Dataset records
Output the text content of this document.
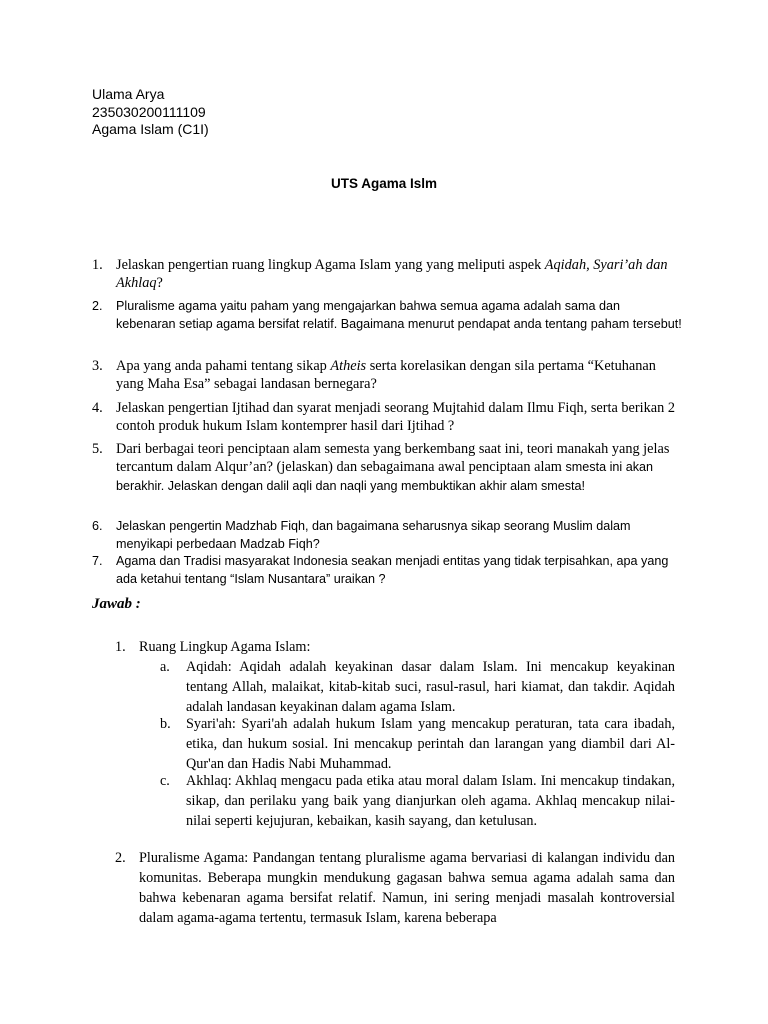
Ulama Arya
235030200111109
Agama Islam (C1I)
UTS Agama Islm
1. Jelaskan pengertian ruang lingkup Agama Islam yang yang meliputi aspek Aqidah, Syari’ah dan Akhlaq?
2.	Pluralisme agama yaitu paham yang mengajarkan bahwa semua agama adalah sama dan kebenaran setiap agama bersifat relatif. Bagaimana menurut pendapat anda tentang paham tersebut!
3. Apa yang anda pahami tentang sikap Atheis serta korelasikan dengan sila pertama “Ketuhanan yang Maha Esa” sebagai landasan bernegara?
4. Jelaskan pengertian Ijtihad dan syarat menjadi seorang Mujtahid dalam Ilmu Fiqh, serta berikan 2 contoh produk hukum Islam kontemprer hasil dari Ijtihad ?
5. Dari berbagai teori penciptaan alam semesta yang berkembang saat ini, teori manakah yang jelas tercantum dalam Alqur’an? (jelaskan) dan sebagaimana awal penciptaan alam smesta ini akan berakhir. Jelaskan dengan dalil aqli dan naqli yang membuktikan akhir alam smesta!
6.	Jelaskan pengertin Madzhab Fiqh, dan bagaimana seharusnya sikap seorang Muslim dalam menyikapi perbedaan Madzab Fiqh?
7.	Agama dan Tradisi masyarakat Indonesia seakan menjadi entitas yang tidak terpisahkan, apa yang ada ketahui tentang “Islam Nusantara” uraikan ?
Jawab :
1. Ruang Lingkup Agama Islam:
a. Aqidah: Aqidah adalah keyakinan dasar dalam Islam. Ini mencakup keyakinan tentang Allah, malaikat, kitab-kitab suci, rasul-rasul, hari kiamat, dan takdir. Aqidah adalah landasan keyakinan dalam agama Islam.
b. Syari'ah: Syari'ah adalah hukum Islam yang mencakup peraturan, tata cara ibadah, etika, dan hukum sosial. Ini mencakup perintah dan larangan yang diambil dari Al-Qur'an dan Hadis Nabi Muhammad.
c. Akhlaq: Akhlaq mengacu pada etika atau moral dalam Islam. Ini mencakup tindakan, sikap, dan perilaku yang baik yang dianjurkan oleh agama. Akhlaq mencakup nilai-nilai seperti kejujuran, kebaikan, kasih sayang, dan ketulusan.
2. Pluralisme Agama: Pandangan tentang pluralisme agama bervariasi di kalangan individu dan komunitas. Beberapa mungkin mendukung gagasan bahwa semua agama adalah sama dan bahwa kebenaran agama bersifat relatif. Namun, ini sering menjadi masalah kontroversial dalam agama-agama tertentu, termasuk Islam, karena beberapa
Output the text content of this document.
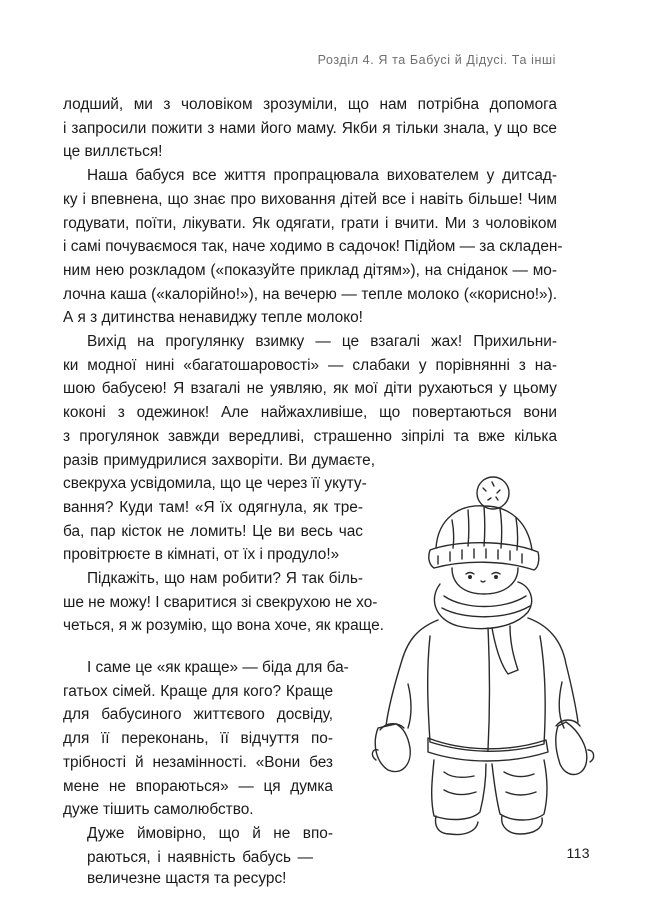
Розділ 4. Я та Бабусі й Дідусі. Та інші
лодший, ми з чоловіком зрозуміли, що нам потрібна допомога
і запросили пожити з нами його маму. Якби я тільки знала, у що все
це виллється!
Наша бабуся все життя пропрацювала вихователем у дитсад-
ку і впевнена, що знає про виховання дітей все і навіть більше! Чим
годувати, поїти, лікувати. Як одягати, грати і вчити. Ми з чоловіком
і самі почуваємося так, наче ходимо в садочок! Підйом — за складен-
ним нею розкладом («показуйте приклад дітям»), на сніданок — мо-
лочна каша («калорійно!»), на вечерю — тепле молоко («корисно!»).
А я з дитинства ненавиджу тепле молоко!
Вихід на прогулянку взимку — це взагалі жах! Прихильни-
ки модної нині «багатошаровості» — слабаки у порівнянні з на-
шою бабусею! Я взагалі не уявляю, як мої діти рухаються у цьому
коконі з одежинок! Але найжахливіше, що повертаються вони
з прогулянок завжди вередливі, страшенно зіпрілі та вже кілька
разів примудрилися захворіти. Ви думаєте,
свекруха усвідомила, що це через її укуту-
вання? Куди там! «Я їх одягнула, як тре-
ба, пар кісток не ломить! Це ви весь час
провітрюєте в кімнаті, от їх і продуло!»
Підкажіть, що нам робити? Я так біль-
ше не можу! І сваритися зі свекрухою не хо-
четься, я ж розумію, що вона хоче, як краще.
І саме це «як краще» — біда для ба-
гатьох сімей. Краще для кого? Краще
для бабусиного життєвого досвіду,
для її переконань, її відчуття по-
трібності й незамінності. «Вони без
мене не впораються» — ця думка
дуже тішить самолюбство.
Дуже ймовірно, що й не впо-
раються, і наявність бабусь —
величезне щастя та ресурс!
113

▶ [INSTRUCTIONS TO FOLLOW]
Pictures are not part of the copy; reproduce everything else in the records exactly.

▶ [WRITTEN SOLUTION]
Output the text content of this document.
Ulama Arya
235030200111109
Agama Islam (C1I)
UTS Agama Islm
1. Jelaskan pengertian ruang lingkup Agama Islam yang yang meliputi aspek Aqidah, Syari’ah dan Akhlaq?
2.	Pluralisme agama yaitu paham yang mengajarkan bahwa semua agama adalah sama dan kebenaran setiap agama bersifat relatif. Bagaimana menurut pendapat anda tentang paham tersebut!
3. Apa yang anda pahami tentang sikap Atheis serta korelasikan dengan sila pertama “Ketuhanan yang Maha Esa” sebagai landasan bernegara?
4. Jelaskan pengertian Ijtihad dan syarat menjadi seorang Mujtahid dalam Ilmu Fiqh, serta berikan 2 contoh produk hukum Islam kontemprer hasil dari Ijtihad ?
5. Dari berbagai teori penciptaan alam semesta yang berkembang saat ini, teori manakah yang jelas tercantum dalam Alqur’an? (jelaskan) dan sebagaimana awal penciptaan alam smesta ini akan berakhir. Jelaskan dengan dalil aqli dan naqli yang membuktikan akhir alam smesta!
6.	Jelaskan pengertin Madzhab Fiqh, dan bagaimana seharusnya sikap seorang Muslim dalam menyikapi perbedaan Madzab Fiqh?
7.	Agama dan Tradisi masyarakat Indonesia seakan menjadi entitas yang tidak terpisahkan, apa yang ada ketahui tentang “Islam Nusantara” uraikan ?
Jawab :
1. Ruang Lingkup Agama Islam:
a. Aqidah: Aqidah adalah keyakinan dasar dalam Islam. Ini mencakup keyakinan tentang Allah, malaikat, kitab-kitab suci, rasul-rasul, hari kiamat, dan takdir. Aqidah adalah landasan keyakinan dalam agama Islam.
b. Syari'ah: Syari'ah adalah hukum Islam yang mencakup peraturan, tata cara ibadah, etika, dan hukum sosial. Ini mencakup perintah dan larangan yang diambil dari Al-Qur'an dan Hadis Nabi Muhammad.
c. Akhlaq: Akhlaq mengacu pada etika atau moral dalam Islam. Ini mencakup tindakan, sikap, dan perilaku yang baik yang dianjurkan oleh agama. Akhlaq mencakup nilai-nilai seperti kejujuran, kebaikan, kasih sayang, dan ketulusan.
2. Pluralisme Agama: Pandangan tentang pluralisme agama bervariasi di kalangan individu dan komunitas. Beberapa mungkin mendukung gagasan bahwa semua agama adalah sama dan bahwa kebenaran agama bersifat relatif. Namun, ini sering menjadi masalah kontroversial dalam agama-agama tertentu, termasuk Islam, karena beberapa
Output the text content of this document.
Розділ 4. Я та Бабусі й Дідусі. Та інші
лодший, ми з чоловіком зрозуміли, що нам потрібна допомога
і запросили пожити з нами його маму. Якби я тільки знала, у що все
це виллється!
Наша бабуся все життя пропрацювала вихователем у дитсад-
ку і впевнена, що знає про виховання дітей все і навіть більше! Чим
годувати, поїти, лікувати. Як одягати, грати і вчити. Ми з чоловіком
і самі почуваємося так, наче ходимо в садочок! Підйом — за складен-
ним нею розкладом («показуйте приклад дітям»), на сніданок — мо-
лочна каша («калорійно!»), на вечерю — тепле молоко («корисно!»).
А я з дитинства ненавиджу тепле молоко!
Вихід на прогулянку взимку — це взагалі жах! Прихильни-
ки модної нині «багатошаровості» — слабаки у порівнянні з на-
шою бабусею! Я взагалі не уявляю, як мої діти рухаються у цьому
коконі з одежинок! Але найжахливіше, що повертаються вони
з прогулянок завжди вередливі, страшенно зіпрілі та вже кілька
разів примудрилися захворіти. Ви думаєте,
свекруха усвідомила, що це через її укуту-
вання? Куди там! «Я їх одягнула, як тре-
ба, пар кісток не ломить! Це ви весь час
провітрюєте в кімнаті, от їх і продуло!»
Підкажіть, що нам робити? Я так біль-
ше не можу! І сваритися зі свекрухою не хо-
четься, я ж розумію, що вона хоче, як краще.
І саме це «як краще» — біда для ба-
гатьох сімей. Краще для кого? Краще
для бабусиного життєвого досвіду,
для її переконань, її відчуття по-
трібності й незамінності. «Вони без
мене не впораються» — ця думка
дуже тішить самолюбство.
Дуже ймовірно, що й не впо-
раються, і наявність бабусь —
величезне щастя та ресурс!
113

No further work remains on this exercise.